**DOCUMENT TEXT:**

════

The Royal Turks and Caicos Islands Police Force is the national police force of the Turks and Caicos Islands, a British Overseas Territory in the Lucayan Archipelago of the Atlantic Ocean and northern West Indies. It is one of the oldest police forces in the world.

History
The RTCIPF was formed in 1799, when John Dunmore was appointed 'High Constable', with three 'Special Constables' appointed to assist him in maintaining law and order throughout the island group. They were named the Royal Turks and Caicos Islands Police Force, and have operated ever since.

As the RTCIPF polices a British territory, but is also geographically closer to the United States (US), it is influenced by both in style and practice. Examples include traditional United Kingdom (UK) type uniforms and rank designations (from Constable to Commissioner), and the use of US type police vehicles, such as the Ford Police Interceptor Utility.

Structure
The force is headed by a Commissioner of Police, and is divided into two operational divisions:

A Division – the islands of Grand Turk, South Caicos, and Salt Cay (3 police stations, plus the airport police post)
B Division – the islands of Providenciales and North Caicos (6 police stations)

Leadership
The force is headed by a Commissioner, supported by a Deputy Commissioner. 
Each Division is headed by an Assistant Commissioner.
A  Superintendent is in command of each individual police station. 
There is also a small Tourist Police Unit reporting directly to the Deputy Commissioner. 
The head of criminal investigation holds the rank of Detective Superintendent.

Specialist Units
There are several specialist operational units, including a financial crime unit. There is a marine unit, equipped with inshore and ocean-going patrol vessels.

There is also a tactical unit equipped with former PSNI armoured Land Rover Tangis. The tactical unit is commanded by a Chief Superintendent.

Support
As a British Overseas Territory, at times of crisis the RTCIPF receives assistance from other agencies, such as the British Armed Forces. This happened in the 2020 coronavirus pandemic, when the Standing Joint Force Headquarters Group (a tri-service support group of sailors, marines, soldiers, and airmen who support governments during crises) deployed to assist the police and TCI government.

Staffing
The Royal Turks and Caicos Islands Police Force has 225 full-time sworn police officers. In addition to this number, there are volunteer special constables, and also civilian (non-sworn) police support staff.

Rank Structure
The RTCIPF has a rank structure, that is similar to other British police forces.

Uniform

The RTCIPF is a uniformed police force, with several orders of dress for different duties. The uniform and rank structure mirrors other British territories and United Kingdom forces in its look and approach. All officers, below the rank of Inspector, wear a unique identification number (known as a "Collar Number" after British early policeman wearing them on collars of uniforms) on all of their uniforms.

════

**RECORDED DATA:**
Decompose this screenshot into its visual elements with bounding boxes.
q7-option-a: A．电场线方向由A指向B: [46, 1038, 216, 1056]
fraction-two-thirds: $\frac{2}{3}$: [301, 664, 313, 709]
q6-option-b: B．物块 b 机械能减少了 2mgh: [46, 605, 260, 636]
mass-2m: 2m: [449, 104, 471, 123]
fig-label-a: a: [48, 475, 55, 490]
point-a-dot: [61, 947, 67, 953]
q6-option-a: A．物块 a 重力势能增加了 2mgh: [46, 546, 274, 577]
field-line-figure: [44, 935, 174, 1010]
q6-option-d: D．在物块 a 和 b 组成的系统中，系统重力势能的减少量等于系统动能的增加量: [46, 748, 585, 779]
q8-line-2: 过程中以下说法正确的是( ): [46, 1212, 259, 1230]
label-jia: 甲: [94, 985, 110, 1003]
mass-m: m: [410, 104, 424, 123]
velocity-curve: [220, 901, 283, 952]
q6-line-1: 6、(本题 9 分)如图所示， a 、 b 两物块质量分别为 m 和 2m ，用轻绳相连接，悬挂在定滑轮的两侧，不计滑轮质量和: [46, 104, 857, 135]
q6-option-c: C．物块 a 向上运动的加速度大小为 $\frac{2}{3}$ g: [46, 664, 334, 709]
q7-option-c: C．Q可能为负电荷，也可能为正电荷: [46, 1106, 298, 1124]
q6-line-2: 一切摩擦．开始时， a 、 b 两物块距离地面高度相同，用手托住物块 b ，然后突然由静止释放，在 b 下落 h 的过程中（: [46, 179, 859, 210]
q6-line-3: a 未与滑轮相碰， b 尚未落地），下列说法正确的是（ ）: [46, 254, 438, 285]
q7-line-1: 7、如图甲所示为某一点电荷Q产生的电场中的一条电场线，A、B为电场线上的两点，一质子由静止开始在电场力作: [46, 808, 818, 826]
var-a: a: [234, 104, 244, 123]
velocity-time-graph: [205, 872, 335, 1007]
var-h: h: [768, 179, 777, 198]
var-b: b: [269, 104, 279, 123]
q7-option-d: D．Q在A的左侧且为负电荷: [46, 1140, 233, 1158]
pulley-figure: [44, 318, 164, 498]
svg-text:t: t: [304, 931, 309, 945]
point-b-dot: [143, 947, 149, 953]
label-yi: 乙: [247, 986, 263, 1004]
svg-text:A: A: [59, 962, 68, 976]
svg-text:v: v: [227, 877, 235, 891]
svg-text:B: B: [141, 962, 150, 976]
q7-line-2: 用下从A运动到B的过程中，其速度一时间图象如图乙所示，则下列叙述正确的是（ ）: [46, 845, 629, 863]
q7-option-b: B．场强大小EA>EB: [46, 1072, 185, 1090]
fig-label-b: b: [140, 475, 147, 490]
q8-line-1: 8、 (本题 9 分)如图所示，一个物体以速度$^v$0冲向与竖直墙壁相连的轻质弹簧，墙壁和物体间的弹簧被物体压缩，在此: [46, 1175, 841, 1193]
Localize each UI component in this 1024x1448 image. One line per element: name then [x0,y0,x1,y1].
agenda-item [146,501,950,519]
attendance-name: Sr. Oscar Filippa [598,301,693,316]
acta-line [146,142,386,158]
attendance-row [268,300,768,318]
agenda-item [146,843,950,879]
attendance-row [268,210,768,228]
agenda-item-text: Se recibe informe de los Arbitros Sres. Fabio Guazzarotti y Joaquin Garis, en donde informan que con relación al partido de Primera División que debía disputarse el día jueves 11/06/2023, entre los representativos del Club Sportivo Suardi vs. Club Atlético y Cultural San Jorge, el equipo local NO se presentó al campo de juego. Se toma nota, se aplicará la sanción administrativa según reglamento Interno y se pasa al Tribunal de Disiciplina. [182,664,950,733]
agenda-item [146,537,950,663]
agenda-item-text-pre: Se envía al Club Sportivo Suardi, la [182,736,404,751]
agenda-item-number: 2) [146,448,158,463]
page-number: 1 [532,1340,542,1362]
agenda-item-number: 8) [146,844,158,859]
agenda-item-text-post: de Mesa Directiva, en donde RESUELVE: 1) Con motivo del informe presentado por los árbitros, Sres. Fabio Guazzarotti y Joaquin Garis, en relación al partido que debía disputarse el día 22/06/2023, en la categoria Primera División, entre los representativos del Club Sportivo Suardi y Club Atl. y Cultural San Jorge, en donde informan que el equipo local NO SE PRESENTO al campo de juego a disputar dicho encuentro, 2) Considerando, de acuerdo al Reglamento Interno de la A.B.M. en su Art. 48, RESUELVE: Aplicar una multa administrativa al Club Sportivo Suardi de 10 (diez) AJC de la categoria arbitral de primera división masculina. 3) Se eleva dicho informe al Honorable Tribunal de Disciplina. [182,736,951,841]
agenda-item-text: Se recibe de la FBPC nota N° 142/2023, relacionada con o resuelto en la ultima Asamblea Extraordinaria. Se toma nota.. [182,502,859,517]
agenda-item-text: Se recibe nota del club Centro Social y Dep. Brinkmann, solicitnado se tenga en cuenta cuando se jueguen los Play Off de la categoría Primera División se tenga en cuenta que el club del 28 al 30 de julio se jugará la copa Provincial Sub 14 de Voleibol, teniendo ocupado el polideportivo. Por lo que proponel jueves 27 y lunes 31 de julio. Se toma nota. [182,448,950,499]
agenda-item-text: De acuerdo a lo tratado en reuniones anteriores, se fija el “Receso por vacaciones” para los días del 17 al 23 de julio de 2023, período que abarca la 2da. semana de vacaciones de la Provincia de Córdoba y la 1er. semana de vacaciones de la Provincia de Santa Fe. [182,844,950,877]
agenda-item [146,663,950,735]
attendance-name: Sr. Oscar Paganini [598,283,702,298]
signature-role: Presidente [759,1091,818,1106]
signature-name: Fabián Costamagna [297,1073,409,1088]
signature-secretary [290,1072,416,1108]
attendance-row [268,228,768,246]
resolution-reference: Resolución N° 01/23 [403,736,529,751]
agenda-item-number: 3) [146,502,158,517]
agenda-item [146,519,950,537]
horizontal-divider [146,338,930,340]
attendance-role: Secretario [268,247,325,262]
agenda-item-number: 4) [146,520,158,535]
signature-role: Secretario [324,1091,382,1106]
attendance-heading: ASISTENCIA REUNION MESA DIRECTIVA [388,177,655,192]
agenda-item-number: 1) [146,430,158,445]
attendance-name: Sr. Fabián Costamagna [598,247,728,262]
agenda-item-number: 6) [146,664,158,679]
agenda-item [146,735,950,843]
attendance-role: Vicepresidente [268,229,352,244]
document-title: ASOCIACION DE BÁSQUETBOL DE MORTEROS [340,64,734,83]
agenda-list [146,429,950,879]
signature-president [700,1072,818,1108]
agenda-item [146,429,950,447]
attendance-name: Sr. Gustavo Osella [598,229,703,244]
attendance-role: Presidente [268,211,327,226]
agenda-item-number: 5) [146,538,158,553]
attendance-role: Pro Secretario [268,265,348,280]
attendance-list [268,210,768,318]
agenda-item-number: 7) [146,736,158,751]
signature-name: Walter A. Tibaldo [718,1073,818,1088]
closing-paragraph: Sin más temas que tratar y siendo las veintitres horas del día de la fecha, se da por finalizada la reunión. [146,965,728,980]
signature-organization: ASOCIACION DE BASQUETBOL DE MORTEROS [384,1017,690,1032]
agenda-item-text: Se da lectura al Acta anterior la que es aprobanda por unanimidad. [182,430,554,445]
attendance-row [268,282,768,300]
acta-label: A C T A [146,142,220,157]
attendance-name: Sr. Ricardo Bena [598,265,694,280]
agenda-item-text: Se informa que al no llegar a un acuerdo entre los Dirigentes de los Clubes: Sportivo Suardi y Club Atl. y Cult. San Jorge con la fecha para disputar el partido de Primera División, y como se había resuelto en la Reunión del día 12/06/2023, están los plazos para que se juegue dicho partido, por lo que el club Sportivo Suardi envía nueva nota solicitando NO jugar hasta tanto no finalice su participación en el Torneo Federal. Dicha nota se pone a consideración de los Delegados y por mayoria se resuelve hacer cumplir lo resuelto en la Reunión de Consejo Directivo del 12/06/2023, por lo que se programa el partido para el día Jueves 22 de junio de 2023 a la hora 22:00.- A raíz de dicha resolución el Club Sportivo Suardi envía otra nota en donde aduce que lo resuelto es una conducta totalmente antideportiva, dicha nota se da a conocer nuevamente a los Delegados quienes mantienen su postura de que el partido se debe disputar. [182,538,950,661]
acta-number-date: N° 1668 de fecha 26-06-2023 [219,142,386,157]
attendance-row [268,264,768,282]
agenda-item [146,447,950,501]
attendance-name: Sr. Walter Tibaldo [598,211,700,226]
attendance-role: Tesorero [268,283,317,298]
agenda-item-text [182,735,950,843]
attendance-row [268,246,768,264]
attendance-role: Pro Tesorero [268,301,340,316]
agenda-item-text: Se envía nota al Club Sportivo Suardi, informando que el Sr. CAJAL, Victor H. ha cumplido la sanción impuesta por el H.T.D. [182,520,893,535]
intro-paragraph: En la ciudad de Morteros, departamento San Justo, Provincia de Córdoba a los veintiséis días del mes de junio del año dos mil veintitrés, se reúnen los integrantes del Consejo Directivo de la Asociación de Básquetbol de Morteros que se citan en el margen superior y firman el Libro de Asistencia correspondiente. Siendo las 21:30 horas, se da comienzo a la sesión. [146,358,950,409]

════

**TASK INSTRUCTIONS:**
(1) Repeat the passage from the text about the Turks and Caicos Islands police force, starting with "Each Division is" and going on through "a Chief Superintendent.".
(2) According to the text about the Turks and Caicos Islands police force, why does the force show both British and American influences in style and practice? Answer in one to three sentences.

**EXPECTED OUTPUTS:**
(1)
Each Division is headed by an Assistant Commissioner.
A  Superintendent is in command of each individual police station. 
There is also a small Tourist Police Unit reporting directly to the Deputy Commissioner. 
The head of criminal investigation holds the rank of Detective Superintendent.

Specialist Units
There are several specialist operational units, including a financial crime unit. There is a marine unit, equipped with inshore and ocean-going patrol vessels.

There is also a tactical unit equipped with former PSNI armoured Land Rover Tangis. The tactical unit is commanded by a Chief Superintendent.

(2) The force polices a British territory but is geographically closer to the United States, so both shape its style and practice. It therefore uses UK-type uniforms and rank designations alongside US-type police vehicles such as the Ford Police Interceptor Utility.